== Exercise aim ==
From the entries below, pull out each line where "this" appears.

begin

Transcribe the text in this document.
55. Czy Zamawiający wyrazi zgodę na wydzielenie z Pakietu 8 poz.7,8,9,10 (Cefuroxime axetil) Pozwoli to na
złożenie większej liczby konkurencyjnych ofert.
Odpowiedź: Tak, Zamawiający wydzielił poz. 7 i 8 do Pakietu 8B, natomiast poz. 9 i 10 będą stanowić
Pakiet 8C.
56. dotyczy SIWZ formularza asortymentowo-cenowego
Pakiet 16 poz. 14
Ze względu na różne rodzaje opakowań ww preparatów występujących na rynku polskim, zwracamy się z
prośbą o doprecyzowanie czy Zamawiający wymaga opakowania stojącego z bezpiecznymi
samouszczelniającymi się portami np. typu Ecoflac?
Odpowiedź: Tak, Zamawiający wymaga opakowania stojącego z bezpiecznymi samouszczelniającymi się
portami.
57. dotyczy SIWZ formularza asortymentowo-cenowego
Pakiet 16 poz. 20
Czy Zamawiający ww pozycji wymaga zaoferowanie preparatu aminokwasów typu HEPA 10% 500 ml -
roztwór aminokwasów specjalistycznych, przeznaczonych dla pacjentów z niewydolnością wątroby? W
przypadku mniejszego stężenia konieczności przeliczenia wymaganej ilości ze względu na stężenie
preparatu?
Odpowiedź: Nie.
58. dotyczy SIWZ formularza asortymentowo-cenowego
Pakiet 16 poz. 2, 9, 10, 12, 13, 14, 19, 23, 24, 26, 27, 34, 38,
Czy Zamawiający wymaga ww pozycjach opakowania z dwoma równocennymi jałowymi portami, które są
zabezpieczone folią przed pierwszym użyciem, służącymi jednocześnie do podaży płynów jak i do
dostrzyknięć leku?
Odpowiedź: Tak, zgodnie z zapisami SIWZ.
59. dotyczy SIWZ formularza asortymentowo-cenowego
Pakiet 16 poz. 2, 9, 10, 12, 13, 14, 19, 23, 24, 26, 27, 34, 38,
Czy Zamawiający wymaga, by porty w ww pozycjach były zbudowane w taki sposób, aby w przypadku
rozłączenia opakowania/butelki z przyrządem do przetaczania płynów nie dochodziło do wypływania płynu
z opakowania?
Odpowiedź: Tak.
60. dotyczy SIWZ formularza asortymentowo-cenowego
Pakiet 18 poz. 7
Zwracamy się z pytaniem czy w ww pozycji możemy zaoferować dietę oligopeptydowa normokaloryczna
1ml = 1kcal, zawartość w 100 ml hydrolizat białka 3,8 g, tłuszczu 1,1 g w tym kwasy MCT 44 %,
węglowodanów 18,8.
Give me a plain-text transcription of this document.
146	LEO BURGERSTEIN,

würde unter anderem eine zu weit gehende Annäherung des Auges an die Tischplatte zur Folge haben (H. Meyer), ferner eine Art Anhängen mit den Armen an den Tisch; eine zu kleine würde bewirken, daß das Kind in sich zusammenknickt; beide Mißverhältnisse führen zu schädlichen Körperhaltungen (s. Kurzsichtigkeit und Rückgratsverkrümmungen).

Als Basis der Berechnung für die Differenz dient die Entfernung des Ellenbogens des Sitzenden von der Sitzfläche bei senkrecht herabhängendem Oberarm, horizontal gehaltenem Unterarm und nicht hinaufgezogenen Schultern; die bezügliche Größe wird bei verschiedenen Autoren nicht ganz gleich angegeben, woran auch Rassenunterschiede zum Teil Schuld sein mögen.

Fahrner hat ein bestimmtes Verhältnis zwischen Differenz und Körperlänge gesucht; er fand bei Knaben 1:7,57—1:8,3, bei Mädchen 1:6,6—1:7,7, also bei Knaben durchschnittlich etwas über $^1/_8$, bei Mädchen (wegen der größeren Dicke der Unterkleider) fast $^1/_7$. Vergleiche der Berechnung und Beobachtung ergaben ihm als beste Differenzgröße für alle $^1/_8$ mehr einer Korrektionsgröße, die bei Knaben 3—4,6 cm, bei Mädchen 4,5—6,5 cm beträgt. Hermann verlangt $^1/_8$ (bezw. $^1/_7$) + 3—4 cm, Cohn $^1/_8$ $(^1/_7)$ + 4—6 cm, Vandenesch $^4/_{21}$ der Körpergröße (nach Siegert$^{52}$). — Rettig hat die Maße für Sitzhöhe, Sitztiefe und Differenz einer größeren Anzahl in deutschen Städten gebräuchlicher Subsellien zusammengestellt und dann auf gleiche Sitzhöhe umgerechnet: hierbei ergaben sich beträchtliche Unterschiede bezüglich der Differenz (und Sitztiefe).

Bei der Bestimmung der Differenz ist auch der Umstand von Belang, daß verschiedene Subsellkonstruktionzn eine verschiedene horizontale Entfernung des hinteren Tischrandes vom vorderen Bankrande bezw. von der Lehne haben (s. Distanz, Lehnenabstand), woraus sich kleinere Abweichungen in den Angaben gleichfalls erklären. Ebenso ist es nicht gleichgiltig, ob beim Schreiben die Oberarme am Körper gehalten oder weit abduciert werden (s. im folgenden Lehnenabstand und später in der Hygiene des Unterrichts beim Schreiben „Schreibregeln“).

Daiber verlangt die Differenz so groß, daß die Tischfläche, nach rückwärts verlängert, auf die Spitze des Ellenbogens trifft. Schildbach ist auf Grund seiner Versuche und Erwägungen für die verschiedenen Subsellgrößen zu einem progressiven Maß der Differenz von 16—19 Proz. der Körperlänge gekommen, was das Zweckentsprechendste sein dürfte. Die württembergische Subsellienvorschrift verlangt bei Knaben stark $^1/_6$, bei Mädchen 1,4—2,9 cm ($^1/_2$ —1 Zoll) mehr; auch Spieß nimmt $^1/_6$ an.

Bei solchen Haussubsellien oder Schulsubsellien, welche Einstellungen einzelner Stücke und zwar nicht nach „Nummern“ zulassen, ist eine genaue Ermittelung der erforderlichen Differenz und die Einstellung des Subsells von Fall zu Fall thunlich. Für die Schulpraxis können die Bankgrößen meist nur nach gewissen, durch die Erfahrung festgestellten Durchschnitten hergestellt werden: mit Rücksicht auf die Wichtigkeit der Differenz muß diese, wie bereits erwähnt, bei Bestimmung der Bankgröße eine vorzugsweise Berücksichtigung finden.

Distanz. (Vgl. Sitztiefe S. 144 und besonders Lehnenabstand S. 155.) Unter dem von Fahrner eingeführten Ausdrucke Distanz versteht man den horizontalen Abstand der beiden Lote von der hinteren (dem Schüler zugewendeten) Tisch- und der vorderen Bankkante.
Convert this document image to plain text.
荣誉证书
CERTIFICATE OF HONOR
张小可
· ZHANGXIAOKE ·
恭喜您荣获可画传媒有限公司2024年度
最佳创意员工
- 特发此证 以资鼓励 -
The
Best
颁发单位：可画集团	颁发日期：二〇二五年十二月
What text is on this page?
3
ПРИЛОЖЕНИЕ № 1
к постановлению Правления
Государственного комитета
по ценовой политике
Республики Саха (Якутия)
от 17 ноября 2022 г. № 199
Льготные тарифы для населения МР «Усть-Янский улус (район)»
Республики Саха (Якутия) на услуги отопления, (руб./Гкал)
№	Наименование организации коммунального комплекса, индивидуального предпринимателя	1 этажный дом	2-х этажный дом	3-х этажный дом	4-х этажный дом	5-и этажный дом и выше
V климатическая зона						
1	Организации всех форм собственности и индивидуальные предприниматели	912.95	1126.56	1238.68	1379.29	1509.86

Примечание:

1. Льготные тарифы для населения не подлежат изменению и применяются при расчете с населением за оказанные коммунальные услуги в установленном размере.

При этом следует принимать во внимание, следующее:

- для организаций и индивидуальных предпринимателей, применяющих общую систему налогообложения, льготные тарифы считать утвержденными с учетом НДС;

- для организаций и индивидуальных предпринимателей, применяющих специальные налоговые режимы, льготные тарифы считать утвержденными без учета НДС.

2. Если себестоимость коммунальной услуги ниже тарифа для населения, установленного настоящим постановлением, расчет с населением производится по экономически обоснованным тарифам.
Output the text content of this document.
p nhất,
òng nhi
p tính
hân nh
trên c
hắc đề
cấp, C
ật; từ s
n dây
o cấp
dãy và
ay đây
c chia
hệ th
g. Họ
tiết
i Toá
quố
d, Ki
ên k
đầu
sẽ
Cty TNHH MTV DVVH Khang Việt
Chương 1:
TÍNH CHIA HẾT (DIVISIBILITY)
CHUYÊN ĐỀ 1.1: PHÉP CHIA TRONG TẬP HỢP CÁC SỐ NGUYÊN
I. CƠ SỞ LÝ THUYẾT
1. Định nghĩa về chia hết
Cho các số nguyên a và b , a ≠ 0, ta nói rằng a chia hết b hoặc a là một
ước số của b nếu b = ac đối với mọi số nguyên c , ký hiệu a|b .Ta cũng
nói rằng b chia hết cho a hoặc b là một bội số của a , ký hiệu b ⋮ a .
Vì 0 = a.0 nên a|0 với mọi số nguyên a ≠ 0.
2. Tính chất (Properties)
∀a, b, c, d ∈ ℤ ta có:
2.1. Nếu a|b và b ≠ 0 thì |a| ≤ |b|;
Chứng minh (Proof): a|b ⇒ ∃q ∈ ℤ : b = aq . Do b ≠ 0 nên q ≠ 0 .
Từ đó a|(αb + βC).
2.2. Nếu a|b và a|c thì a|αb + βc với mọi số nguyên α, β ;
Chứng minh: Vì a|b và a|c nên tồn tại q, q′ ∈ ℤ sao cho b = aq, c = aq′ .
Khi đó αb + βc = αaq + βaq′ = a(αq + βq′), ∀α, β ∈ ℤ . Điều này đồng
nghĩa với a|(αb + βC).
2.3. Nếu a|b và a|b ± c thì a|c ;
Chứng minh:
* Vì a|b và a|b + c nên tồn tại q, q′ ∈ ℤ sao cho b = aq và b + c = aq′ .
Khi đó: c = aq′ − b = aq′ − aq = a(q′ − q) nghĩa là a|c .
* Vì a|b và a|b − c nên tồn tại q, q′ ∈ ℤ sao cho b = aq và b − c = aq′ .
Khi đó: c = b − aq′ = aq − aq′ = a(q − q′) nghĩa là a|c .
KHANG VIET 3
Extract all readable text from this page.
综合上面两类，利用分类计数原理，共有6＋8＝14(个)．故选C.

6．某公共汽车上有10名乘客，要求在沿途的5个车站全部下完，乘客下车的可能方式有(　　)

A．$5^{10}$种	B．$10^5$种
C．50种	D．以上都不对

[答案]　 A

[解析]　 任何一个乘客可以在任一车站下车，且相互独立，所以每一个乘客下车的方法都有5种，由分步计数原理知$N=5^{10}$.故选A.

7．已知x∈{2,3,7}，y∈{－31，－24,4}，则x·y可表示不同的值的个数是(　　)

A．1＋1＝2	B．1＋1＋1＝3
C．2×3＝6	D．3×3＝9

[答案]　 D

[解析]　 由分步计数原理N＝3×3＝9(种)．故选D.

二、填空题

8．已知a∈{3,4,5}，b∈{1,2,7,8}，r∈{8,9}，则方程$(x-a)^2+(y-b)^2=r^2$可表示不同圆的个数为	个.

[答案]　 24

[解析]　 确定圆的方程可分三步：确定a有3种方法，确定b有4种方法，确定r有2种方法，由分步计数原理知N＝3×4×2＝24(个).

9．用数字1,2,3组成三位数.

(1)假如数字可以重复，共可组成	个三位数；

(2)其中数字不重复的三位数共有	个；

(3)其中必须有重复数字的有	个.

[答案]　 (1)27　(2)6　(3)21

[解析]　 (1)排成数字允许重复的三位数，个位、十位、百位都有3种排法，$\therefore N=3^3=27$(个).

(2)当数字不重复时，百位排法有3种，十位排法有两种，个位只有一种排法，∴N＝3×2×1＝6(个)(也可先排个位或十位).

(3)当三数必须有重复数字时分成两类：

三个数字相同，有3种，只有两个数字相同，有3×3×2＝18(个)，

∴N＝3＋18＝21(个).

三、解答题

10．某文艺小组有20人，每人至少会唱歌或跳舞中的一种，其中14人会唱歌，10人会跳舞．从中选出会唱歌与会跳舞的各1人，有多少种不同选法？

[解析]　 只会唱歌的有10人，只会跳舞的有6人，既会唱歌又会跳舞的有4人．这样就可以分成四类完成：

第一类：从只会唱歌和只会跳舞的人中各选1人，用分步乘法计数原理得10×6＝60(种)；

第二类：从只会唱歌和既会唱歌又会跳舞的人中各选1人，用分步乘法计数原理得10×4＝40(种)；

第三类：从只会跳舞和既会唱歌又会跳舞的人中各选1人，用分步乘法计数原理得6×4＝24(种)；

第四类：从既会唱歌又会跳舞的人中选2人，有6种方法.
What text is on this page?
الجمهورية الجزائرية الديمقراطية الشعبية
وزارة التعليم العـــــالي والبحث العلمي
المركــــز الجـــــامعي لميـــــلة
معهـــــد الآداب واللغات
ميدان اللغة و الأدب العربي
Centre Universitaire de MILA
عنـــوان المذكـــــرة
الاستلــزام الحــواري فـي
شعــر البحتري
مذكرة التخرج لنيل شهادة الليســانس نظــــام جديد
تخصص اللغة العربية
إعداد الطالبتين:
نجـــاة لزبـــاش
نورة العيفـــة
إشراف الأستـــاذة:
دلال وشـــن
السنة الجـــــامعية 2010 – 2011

end

== The result ==
Transcribe the text in this document.
Give me a plain-text transcription of this document.
Convert this document image to plain text.
What text is on this page?
Output the text content of this document.
Extract all readable text from this page.
What text is on this page?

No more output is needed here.